Gather all lines with the word "wegdek" in them.

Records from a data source
begin

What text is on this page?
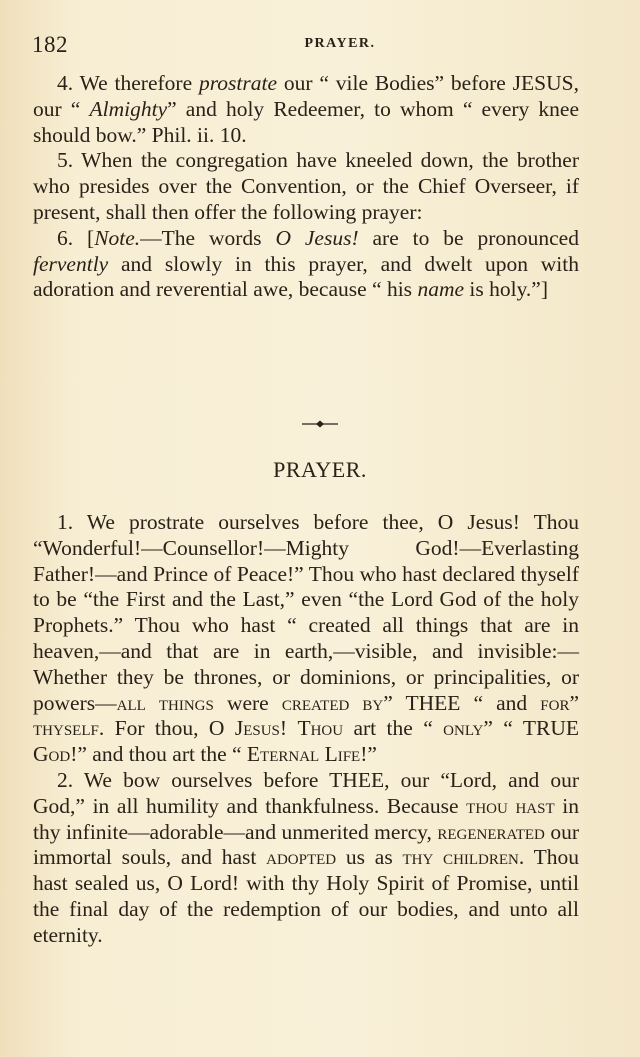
182	PRAYER.

4. We therefore prostrate our “ vile Bodies” before JESUS, our “ Almighty” and holy Redeemer, to whom “ every knee should bow.” Phil. ii. 10.

5. When the congregation have kneeled down, the brother who presides over the Convention, or the Chief Overseer, if present, shall then offer the following prayer:

6. [Note.—The words O Jesus! are to be pronounced fervently and slowly in this prayer, and dwelt upon with adoration and reverential awe, because “ his name is holy.”]

PRAYER.

1. We prostrate ourselves before thee, O Jesus! Thou “Wonderful!—Counsellor!—Mighty God!—Everlasting Father!—and Prince of Peace!” Thou who hast declared thyself to be “the First and the Last,” even “the Lord God of the holy Prophets.” Thou who hast “ created all things that are in heaven,—and that are in earth,—visible, and invisible:—Whether they be thrones, or dominions, or principalities, or powers—all things were created by” THEE “ and for” thyself. For thou, O Jesus! Thou art the “ only” “ TRUE God!” and thou art the “ Eternal Life!”

2. We bow ourselves before THEE, our “Lord, and our God,” in all humility and thankfulness. Because thou hast in thy infinite—adorable—and unmerited mercy, regenerated our immortal souls, and hast adopted us as thy children. Thou hast sealed us, O Lord! with thy Holy Spirit of Promise, until the final day of the redemption of our bodies, and unto all eternity.
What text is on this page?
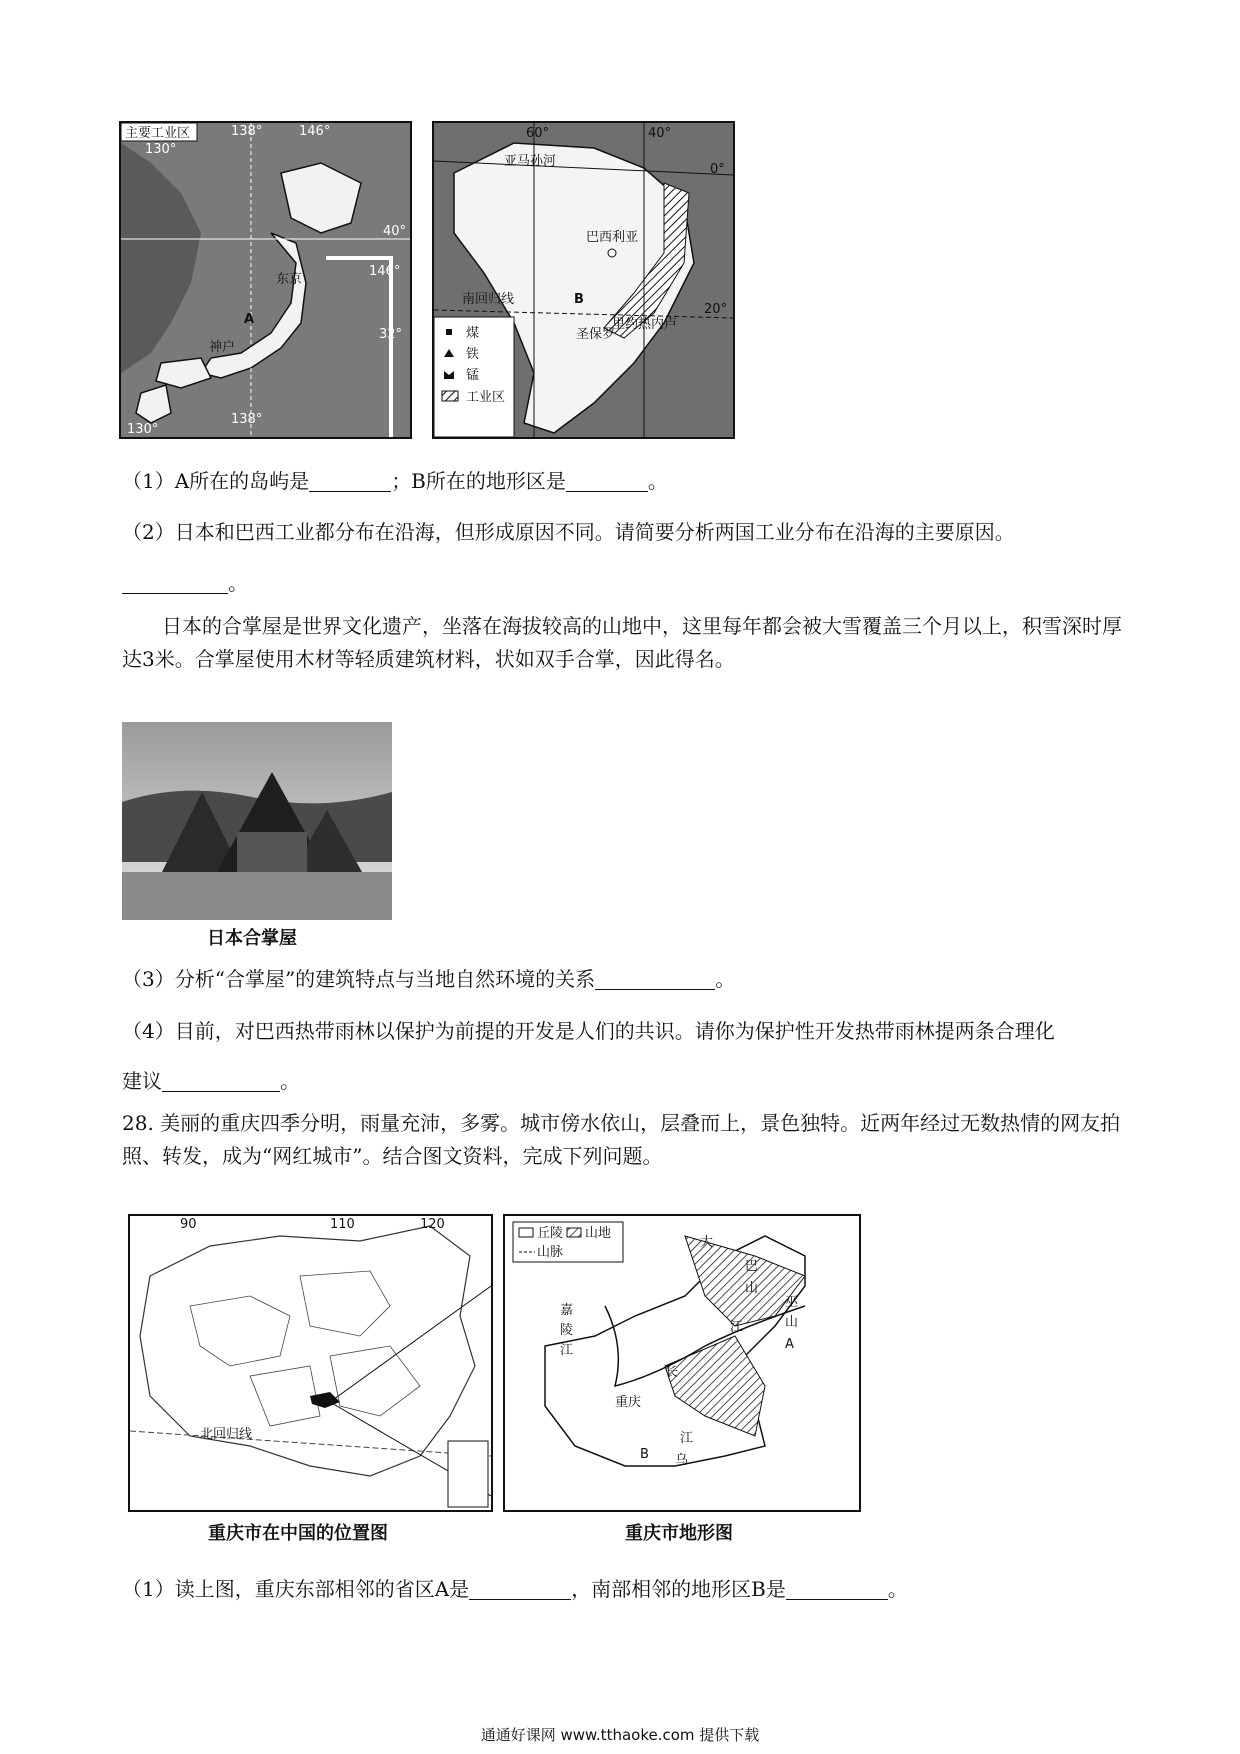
主要工业区	138°	146°
130°
146°
138°
130°
40°
32°
东京
神户
A
60°	40°
0°
20°
亚马孙河
巴西利亚
南回归线
圣保罗
里约热内卢
B
煤
铁
锰
工业区
（1）A所在的岛屿是	；B所在的地形区是	。
（2）日本和巴西工业都分布在沿海，但形成原因不同。请简要分析两国工业分布在沿海的主要原因。
。
日本的合掌屋是世界文化遗产，坐落在海拔较高的山地中，这里每年都会被大雪覆盖三个月以上，积雪深时厚达3米。合掌屋使用木材等轻质建筑材料，状如双手合掌，因此得名。
日本合掌屋
（3）分析“合掌屋”的建筑特点与当地自然环境的关系	。
（4）目前，对巴西热带雨林以保护为前提的开发是人们的共识。请你为保护性开发热带雨林提两条合理化
建议	。
28. 美丽的重庆四季分明，雨量充沛，多雾。城市傍水依山，层叠而上，景色独特。近两年经过无数热情的网友拍照、转发，成为“网红城市”。结合图文资料，完成下列问题。
90	110	120
北回归线
丘陵 山地
山脉
大
巴
山
巫
山
A
B
长
江
重庆
乌
江
嘉
陵
江
重庆市在中国的位置图	重庆市地形图
（1）读上图，重庆东部相邻的省区A是	，南部相邻的地形区B是	。
通通好课网 www.tthaoke.com 提供下载
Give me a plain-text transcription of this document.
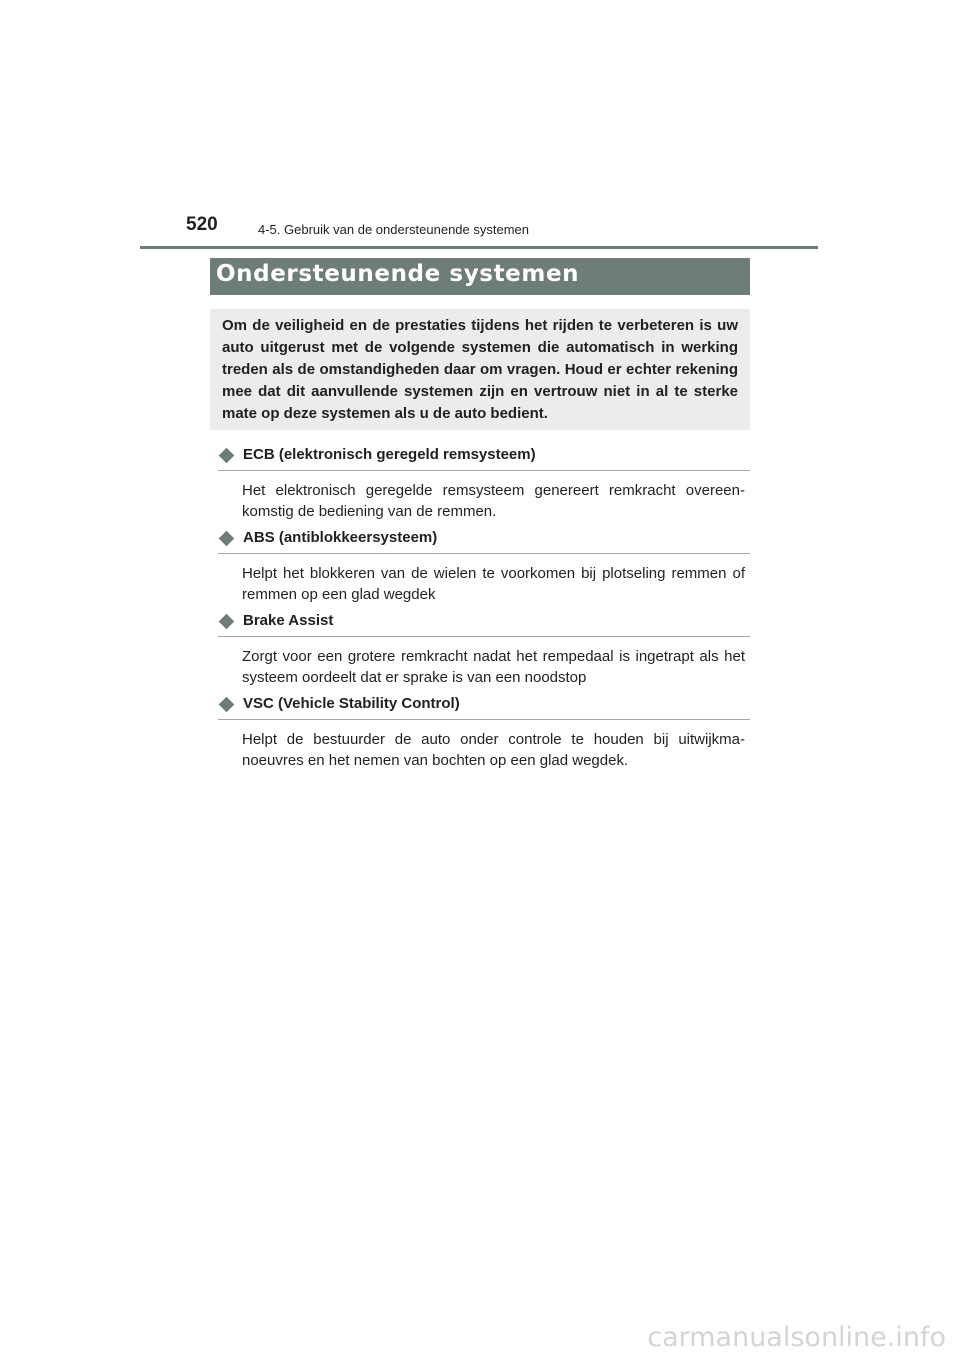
520	4-5. Gebruik van de ondersteunende systemen
Ondersteunende systemen
Om de veiligheid en de prestaties tijdens het rijden te verbeteren is uw auto uitgerust met de volgende systemen die automatisch in werking treden als de omstandigheden daar om vragen. Houd er echter rekening mee dat dit aanvullende systemen zijn en vertrouw niet in al te sterke mate op deze systemen als u de auto bedient.
ECB (elektronisch geregeld remsysteem)
Het elektronisch geregelde remsysteem genereert remkracht overeenkomstig de bediening van de remmen.
ABS (antiblokkeersysteem)
Helpt het blokkeren van de wielen te voorkomen bij plotseling remmen of remmen op een glad wegdek
Brake Assist
Zorgt voor een grotere remkracht nadat het rempedaal is ingetrapt als het systeem oordeelt dat er sprake is van een noodstop
VSC (Vehicle Stability Control)
Helpt de bestuurder de auto onder controle te houden bij uitwijkmanoeuvres en het nemen van bochten op een glad wegdek.
carmanualsonline.info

end

Result for this task
Helpt het blokkeren van de wielen te voorkomen bij plotseling remmen of remmen op een glad wegdek
Helpt de bestuurder de auto onder controle te houden bij uitwijkmanoeuvres en het nemen van bochten op een glad wegdek.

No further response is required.